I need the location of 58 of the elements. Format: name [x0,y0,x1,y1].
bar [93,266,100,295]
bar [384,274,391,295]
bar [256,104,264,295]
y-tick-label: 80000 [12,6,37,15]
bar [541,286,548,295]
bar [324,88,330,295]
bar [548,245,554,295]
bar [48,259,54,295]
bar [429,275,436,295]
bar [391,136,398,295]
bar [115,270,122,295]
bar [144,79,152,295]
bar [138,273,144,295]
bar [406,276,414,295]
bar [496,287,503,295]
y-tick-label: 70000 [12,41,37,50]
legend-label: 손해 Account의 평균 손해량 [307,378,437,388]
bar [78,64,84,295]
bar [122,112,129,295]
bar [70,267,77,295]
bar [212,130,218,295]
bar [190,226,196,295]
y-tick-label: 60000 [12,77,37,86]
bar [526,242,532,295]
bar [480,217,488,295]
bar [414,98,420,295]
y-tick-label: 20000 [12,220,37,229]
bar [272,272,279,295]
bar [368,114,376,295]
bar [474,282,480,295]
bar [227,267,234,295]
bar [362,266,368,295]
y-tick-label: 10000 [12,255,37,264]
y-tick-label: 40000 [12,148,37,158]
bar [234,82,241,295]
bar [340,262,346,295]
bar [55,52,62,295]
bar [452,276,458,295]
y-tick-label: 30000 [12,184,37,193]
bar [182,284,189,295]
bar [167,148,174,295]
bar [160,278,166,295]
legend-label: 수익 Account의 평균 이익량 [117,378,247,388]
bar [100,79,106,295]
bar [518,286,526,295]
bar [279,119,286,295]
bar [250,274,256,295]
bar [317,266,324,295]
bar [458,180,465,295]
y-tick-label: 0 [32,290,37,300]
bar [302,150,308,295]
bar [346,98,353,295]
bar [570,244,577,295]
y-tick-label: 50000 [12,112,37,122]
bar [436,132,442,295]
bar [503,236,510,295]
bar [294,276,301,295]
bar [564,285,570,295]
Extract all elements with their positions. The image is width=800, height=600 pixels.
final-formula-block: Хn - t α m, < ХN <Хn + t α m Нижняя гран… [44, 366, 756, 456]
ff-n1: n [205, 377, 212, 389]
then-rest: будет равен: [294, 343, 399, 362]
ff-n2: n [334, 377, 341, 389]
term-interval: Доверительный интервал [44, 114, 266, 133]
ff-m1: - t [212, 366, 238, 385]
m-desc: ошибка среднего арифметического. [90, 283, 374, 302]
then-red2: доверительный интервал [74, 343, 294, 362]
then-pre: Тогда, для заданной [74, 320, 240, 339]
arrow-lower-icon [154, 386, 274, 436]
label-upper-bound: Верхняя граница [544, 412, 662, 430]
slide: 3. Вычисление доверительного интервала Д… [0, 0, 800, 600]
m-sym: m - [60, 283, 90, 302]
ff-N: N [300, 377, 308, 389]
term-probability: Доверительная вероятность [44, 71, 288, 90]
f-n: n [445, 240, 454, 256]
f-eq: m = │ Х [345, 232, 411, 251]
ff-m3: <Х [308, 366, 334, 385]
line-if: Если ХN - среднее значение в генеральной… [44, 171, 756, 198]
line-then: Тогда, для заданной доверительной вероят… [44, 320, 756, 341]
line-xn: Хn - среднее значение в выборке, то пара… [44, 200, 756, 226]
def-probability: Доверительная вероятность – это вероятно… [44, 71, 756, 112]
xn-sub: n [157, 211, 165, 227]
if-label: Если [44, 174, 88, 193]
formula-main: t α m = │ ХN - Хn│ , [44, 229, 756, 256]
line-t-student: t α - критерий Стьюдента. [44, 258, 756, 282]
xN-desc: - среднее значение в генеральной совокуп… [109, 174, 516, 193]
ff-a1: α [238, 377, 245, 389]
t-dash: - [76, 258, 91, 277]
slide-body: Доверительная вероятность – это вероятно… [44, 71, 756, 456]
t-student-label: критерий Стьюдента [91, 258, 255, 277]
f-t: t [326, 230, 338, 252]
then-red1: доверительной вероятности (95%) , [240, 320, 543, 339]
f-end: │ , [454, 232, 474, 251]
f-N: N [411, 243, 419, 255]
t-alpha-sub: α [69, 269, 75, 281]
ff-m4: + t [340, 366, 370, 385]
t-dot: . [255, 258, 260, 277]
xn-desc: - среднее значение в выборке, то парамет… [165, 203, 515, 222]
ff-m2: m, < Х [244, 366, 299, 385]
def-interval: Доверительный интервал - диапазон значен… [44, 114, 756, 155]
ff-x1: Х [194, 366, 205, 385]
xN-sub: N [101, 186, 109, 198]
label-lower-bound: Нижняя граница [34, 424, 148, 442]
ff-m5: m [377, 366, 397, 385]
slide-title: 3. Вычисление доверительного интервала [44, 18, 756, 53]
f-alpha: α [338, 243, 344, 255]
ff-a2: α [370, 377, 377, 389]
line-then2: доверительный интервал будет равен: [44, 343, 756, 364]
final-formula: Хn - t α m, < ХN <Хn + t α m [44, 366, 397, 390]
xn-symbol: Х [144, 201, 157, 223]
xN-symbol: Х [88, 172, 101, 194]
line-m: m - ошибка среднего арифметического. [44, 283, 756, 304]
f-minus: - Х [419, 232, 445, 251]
##############################
*What you will do*: Rewrite the rows from the first one up to and including the row containing "bar [564,285,570,295]", putting "y-axis-tick" wherever "y-tick-label" appears and leaving everything else unchanged.

*Solution for this task*:
I need the location of 58 of the elements. Format: name [x0,y0,x1,y1].
bar [93,266,100,295]
bar [384,274,391,295]
bar [256,104,264,295]
y-axis-tick: 80000 [12,6,37,15]
bar [541,286,548,295]
bar [324,88,330,295]
bar [548,245,554,295]
bar [48,259,54,295]
bar [429,275,436,295]
bar [391,136,398,295]
bar [115,270,122,295]
bar [144,79,152,295]
bar [138,273,144,295]
bar [406,276,414,295]
bar [496,287,503,295]
y-axis-tick: 70000 [12,41,37,50]
legend-label: 손해 Account의 평균 손해량 [307,378,437,388]
bar [78,64,84,295]
bar [122,112,129,295]
bar [70,267,77,295]
bar [212,130,218,295]
bar [190,226,196,295]
y-axis-tick: 60000 [12,77,37,86]
bar [526,242,532,295]
bar [480,217,488,295]
bar [414,98,420,295]
y-axis-tick: 20000 [12,220,37,229]
bar [272,272,279,295]
bar [368,114,376,295]
bar [474,282,480,295]
bar [227,267,234,295]
bar [362,266,368,295]
y-axis-tick: 10000 [12,255,37,264]
y-axis-tick: 40000 [12,148,37,158]
bar [234,82,241,295]
bar [340,262,346,295]
bar [55,52,62,295]
bar [452,276,458,295]
y-axis-tick: 30000 [12,184,37,193]
bar [182,284,189,295]
bar [167,148,174,295]
bar [160,278,166,295]
legend-label: 수익 Account의 평균 이익량 [117,378,247,388]
bar [100,79,106,295]
bar [518,286,526,295]
bar [279,119,286,295]
bar [250,274,256,295]
bar [317,266,324,295]
bar [458,180,465,295]
y-axis-tick: 0 [32,290,37,300]
bar [302,150,308,295]
bar [346,98,353,295]
bar [570,244,577,295]
y-axis-tick: 50000 [12,112,37,122]
bar [436,132,442,295]
bar [503,236,510,295]
bar [294,276,301,295]
bar [564,285,570,295]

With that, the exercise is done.